Dataset entries:
********

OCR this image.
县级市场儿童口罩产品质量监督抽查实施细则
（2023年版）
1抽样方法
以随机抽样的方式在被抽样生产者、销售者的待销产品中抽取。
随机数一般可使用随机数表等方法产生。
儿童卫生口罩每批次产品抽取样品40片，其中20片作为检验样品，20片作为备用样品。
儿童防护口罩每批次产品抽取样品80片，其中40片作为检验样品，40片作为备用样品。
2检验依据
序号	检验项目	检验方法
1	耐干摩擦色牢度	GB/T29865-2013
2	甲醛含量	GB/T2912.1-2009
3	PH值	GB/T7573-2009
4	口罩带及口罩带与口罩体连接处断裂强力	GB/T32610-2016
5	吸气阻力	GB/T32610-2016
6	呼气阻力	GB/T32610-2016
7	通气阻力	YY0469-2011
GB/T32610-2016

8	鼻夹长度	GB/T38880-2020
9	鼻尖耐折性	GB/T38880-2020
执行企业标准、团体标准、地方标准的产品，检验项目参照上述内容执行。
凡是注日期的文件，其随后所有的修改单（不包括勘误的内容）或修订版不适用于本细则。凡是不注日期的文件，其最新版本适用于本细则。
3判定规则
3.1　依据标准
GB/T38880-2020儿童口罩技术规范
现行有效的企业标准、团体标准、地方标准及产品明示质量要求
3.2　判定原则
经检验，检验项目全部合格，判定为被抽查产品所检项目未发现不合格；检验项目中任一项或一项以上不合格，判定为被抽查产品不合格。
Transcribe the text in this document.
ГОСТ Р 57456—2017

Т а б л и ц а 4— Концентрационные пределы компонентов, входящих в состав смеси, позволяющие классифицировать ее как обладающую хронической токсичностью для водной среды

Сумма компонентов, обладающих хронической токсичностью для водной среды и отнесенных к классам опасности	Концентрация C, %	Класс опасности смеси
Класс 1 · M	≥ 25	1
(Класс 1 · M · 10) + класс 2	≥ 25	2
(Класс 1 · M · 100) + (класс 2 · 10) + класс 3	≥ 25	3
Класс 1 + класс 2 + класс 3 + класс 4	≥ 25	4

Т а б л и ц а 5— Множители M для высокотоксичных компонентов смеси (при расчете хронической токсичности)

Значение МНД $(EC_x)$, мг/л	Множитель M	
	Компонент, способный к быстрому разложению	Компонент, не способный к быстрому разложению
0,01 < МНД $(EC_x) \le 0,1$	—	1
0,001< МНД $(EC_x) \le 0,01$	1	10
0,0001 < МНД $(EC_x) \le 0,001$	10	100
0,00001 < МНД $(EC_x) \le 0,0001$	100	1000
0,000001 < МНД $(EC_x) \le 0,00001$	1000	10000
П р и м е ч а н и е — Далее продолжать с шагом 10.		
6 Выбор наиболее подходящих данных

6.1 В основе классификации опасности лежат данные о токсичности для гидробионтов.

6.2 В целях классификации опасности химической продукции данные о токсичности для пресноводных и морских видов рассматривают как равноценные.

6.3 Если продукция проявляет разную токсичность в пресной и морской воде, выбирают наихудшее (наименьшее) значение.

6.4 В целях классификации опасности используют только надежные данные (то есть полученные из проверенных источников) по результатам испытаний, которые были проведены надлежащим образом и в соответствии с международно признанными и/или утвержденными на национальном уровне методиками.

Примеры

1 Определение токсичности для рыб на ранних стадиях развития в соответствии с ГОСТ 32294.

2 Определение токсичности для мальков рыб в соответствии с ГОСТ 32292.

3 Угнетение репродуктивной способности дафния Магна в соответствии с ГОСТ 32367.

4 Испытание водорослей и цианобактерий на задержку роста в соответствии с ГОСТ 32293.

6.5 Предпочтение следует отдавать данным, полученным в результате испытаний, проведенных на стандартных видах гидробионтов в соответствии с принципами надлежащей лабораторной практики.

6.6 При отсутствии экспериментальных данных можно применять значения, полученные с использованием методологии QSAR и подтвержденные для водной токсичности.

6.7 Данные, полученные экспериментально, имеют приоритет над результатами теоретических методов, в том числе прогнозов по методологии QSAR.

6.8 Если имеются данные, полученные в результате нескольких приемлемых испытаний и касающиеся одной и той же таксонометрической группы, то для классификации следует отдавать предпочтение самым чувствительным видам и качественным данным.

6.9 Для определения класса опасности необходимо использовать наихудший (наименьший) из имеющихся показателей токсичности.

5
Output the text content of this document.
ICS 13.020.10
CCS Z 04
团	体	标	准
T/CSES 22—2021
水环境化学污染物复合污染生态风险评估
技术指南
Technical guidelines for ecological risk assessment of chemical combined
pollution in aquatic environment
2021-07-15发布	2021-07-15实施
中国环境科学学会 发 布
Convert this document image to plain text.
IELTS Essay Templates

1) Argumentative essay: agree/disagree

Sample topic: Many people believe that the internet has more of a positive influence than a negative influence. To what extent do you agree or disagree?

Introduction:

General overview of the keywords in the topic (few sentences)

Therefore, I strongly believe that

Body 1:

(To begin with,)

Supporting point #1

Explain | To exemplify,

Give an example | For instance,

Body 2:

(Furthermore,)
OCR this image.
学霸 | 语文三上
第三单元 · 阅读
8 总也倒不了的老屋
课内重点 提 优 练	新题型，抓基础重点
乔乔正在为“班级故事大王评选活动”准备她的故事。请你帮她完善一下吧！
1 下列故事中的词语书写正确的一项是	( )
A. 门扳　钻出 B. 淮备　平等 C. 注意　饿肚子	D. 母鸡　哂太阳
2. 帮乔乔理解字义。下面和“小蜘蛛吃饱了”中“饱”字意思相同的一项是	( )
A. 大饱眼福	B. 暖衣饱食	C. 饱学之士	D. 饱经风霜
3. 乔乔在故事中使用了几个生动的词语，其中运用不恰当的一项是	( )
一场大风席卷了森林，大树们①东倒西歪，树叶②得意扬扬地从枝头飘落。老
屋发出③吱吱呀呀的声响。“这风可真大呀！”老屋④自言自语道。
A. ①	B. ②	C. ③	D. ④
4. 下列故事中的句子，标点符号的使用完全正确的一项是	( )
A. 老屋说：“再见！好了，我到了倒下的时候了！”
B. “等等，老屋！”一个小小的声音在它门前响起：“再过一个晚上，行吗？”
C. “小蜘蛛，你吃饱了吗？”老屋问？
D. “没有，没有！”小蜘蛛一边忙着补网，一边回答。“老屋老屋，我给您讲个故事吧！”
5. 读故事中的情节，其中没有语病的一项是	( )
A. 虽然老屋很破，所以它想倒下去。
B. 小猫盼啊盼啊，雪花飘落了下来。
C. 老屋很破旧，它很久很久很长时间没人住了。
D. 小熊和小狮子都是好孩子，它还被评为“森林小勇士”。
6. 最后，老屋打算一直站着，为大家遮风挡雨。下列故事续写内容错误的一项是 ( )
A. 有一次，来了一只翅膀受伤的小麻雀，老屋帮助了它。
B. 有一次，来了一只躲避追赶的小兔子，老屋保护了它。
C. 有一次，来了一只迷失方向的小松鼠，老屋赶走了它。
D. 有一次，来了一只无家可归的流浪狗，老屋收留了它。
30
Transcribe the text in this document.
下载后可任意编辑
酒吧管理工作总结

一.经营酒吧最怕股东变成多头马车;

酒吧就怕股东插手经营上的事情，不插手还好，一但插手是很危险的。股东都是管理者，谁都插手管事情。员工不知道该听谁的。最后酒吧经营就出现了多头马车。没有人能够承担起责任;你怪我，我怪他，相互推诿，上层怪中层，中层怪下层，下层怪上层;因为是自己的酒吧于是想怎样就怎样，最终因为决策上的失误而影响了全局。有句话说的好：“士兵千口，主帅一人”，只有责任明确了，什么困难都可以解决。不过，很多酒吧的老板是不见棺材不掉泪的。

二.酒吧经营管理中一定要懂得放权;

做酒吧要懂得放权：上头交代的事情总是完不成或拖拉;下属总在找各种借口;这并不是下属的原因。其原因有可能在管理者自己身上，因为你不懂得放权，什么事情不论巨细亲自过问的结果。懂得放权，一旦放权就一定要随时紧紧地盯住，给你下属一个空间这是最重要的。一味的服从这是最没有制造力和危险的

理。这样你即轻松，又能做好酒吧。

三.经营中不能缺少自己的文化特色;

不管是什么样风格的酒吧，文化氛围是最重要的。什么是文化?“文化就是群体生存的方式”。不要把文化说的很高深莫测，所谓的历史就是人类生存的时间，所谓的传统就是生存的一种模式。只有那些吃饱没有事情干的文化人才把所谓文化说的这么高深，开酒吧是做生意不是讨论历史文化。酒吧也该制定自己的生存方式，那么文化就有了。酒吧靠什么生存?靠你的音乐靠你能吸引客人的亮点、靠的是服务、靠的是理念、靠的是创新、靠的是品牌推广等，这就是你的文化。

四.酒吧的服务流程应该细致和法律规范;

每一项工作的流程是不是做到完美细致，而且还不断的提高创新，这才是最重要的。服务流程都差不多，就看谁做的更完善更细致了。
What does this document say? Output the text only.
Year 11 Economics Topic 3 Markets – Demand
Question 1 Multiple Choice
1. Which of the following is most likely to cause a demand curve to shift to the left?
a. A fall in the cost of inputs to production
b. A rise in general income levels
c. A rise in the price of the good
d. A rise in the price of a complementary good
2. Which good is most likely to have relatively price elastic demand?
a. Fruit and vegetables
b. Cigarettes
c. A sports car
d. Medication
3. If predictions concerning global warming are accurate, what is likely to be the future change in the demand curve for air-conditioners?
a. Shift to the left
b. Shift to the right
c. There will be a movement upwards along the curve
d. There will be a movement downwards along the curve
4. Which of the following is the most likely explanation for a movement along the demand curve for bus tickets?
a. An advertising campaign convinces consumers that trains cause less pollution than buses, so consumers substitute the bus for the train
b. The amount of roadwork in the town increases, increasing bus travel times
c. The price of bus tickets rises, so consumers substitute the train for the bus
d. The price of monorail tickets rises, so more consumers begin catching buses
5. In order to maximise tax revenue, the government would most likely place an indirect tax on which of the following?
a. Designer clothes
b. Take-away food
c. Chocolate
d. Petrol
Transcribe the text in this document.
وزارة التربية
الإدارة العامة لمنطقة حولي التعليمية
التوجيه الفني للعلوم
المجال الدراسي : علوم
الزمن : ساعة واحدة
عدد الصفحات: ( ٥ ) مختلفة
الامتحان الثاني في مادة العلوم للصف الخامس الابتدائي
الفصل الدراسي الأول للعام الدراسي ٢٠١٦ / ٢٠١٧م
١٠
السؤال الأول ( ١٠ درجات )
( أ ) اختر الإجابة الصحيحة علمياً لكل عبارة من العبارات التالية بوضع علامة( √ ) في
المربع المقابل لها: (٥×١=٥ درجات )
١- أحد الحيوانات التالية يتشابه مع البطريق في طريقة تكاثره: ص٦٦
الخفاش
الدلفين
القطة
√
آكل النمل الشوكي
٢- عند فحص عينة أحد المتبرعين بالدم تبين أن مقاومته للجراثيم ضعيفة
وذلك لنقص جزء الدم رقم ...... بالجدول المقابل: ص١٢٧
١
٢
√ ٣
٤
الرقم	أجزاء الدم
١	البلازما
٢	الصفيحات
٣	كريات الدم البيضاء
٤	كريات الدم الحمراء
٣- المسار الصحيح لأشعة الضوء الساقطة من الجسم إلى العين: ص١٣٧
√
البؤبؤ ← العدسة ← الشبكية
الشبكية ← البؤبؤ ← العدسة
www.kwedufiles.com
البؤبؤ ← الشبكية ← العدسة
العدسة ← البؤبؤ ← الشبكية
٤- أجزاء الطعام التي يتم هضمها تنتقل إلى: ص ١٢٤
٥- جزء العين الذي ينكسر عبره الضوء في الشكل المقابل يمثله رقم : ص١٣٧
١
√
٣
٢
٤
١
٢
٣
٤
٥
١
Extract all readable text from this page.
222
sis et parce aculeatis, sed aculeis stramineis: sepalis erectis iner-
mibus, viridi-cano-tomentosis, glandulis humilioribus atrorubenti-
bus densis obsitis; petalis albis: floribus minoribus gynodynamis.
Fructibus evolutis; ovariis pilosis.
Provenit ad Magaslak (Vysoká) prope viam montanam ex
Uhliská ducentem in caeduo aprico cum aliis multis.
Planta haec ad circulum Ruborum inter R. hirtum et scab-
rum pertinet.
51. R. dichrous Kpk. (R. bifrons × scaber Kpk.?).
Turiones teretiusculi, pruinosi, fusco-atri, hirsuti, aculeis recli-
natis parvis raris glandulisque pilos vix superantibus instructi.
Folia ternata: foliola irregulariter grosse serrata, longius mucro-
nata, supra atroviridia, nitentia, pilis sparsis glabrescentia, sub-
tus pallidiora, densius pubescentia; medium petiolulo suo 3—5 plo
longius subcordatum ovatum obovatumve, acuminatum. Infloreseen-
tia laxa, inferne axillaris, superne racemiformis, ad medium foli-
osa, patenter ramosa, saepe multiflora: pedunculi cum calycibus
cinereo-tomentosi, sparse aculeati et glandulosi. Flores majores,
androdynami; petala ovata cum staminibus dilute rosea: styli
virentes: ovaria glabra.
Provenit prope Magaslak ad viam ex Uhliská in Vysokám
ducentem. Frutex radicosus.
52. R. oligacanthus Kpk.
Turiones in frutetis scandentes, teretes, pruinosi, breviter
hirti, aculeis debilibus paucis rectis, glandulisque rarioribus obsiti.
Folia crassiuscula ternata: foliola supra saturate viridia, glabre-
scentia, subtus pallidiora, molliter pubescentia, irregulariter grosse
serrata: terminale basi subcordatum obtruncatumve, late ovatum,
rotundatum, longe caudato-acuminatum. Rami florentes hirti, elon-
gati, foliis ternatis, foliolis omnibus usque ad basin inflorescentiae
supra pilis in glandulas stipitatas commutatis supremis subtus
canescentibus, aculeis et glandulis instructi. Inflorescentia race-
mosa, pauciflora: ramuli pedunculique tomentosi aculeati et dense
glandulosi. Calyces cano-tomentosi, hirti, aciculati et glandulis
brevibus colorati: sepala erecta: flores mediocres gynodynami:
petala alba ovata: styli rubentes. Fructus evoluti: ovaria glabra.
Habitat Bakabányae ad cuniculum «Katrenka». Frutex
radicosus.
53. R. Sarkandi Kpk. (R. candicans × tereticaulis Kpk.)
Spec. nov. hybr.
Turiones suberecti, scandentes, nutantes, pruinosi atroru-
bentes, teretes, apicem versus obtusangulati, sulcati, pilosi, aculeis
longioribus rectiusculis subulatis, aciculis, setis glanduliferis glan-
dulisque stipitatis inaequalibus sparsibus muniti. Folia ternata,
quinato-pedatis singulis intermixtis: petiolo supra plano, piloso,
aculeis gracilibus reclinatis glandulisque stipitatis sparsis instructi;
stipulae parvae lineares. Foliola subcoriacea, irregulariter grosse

********

- **WHAT IS BEING ASKED**: Scan the listing above. Gather each line that contains the word "соответствии".

- **ANSWER TO THE PROBLEM**:
6.4 В целях классификации опасности используют только надежные данные (то есть полученные из проверенных источников) по результатам испытаний, которые были проведены надлежащим образом и в соответствии с международно признанными и/или утвержденными на национальном уровне методиками.
1 Определение токсичности для рыб на ранних стадиях развития в соответствии с ГОСТ 32294.
2 Определение токсичности для мальков рыб в соответствии с ГОСТ 32292.
3 Угнетение репродуктивной способности дафния Магна в соответствии с ГОСТ 32367.
4 Испытание водорослей и цианобактерий на задержку роста в соответствии с ГОСТ 32293.
6.5 Предпочтение следует отдавать данным, полученным в результате испытаний, проведенных на стандартных видах гидробионтов в соответствии с принципами надлежащей лабораторной практики.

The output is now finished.